PROBLEM DESCRIPTION —
Return all of the lines below exactly as they are.

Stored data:
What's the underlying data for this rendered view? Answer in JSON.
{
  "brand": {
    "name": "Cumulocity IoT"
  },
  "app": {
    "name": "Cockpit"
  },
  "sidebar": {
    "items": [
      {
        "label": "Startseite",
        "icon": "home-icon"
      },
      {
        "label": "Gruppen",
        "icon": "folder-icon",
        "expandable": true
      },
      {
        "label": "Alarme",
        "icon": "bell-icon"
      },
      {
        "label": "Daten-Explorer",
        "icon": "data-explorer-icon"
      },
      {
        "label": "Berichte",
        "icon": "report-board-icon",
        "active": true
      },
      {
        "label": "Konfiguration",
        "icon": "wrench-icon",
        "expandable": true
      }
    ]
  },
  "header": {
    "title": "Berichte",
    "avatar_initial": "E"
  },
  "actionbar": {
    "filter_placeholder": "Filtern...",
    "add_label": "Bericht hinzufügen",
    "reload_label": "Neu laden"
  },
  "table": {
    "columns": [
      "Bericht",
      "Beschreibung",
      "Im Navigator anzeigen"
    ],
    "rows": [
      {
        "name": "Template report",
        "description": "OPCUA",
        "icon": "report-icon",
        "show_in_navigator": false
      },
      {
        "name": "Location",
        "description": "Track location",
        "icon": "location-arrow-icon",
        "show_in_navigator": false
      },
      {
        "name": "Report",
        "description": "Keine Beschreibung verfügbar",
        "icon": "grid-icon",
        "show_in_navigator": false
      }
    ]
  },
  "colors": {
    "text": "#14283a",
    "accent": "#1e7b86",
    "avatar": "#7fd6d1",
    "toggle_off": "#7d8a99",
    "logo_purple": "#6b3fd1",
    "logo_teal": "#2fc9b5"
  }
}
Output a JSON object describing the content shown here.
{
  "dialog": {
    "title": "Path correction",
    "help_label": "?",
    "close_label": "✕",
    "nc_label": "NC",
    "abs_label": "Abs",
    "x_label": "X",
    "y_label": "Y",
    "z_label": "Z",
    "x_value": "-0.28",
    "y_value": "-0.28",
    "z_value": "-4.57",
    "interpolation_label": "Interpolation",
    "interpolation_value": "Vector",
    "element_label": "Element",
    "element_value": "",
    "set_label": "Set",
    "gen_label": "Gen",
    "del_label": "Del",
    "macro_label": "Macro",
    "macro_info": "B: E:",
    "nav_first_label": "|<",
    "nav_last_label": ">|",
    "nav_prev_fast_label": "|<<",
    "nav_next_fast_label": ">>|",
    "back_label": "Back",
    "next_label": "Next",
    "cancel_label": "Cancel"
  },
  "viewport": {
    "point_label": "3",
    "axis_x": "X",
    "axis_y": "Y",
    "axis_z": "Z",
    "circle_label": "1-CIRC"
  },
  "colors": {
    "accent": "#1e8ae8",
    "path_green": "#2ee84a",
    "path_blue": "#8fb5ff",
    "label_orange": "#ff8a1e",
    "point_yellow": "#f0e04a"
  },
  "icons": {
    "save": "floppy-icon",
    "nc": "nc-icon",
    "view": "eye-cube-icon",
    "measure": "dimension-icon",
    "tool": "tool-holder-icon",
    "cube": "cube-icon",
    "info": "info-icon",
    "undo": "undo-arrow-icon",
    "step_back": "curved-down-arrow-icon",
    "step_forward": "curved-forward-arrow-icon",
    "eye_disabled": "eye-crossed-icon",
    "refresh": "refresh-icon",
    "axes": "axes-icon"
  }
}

WRITTEN REPLY —
What's the underlying data for this rendered view? Answer in JSON.
{
  "brand": {
    "name": "Cumulocity IoT"
  },
  "app": {
    "name": "Cockpit"
  },
  "sidebar": {
    "items": [
      {
        "label": "Startseite",
        "icon": "home-icon"
      },
      {
        "label": "Gruppen",
        "icon": "folder-icon",
        "expandable": true
      },
      {
        "label": "Alarme",
        "icon": "bell-icon"
      },
      {
        "label": "Daten-Explorer",
        "icon": "data-explorer-icon"
      },
      {
        "label": "Berichte",
        "icon": "report-board-icon",
        "active": true
      },
      {
        "label": "Konfiguration",
        "icon": "wrench-icon",
        "expandable": true
      }
    ]
  },
  "header": {
    "title": "Berichte",
    "avatar_initial": "E"
  },
  "actionbar": {
    "filter_placeholder": "Filtern...",
    "add_label": "Bericht hinzufügen",
    "reload_label": "Neu laden"
  },
  "table": {
    "columns": [
      "Bericht",
      "Beschreibung",
      "Im Navigator anzeigen"
    ],
    "rows": [
      {
        "name": "Template report",
        "description": "OPCUA",
        "icon": "report-icon",
        "show_in_navigator": false
      },
      {
        "name": "Location",
        "description": "Track location",
        "icon": "location-arrow-icon",
        "show_in_navigator": false
      },
      {
        "name": "Report",
        "description": "Keine Beschreibung verfügbar",
        "icon": "grid-icon",
        "show_in_navigator": false
      }
    ]
  },
  "colors": {
    "text": "#14283a",
    "accent": "#1e7b86",
    "avatar": "#7fd6d1",
    "toggle_off": "#7d8a99",
    "logo_purple": "#6b3fd1",
    "logo_teal": "#2fc9b5"
  }
}
Output a JSON object describing the content shown here.
{
  "dialog": {
    "title": "Path correction",
    "help_label": "?",
    "close_label": "✕",
    "nc_label": "NC",
    "abs_label": "Abs",
    "x_label": "X",
    "y_label": "Y",
    "z_label": "Z",
    "x_value": "-0.28",
    "y_value": "-0.28",
    "z_value": "-4.57",
    "interpolation_label": "Interpolation",
    "interpolation_value": "Vector",
    "element_label": "Element",
    "element_value": "",
    "set_label": "Set",
    "gen_label": "Gen",
    "del_label": "Del",
    "macro_label": "Macro",
    "macro_info": "B: E:",
    "nav_first_label": "|<",
    "nav_last_label": ">|",
    "nav_prev_fast_label": "|<<",
    "nav_next_fast_label": ">>|",
    "back_label": "Back",
    "next_label": "Next",
    "cancel_label": "Cancel"
  },
  "viewport": {
    "point_label": "3",
    "axis_x": "X",
    "axis_y": "Y",
    "axis_z": "Z",
    "circle_label": "1-CIRC"
  },
  "colors": {
    "accent": "#1e8ae8",
    "path_green": "#2ee84a",
    "path_blue": "#8fb5ff",
    "label_orange": "#ff8a1e",
    "point_yellow": "#f0e04a"
  },
  "icons": {
    "save": "floppy-icon",
    "nc": "nc-icon",
    "view": "eye-cube-icon",
    "measure": "dimension-icon",
    "tool": "tool-holder-icon",
    "cube": "cube-icon",
    "info": "info-icon",
    "undo": "undo-arrow-icon",
    "step_back": "curved-down-arrow-icon",
    "step_forward": "curved-forward-arrow-icon",
    "eye_disabled": "eye-crossed-icon",
    "refresh": "refresh-icon",
    "axes": "axes-icon"
  }
}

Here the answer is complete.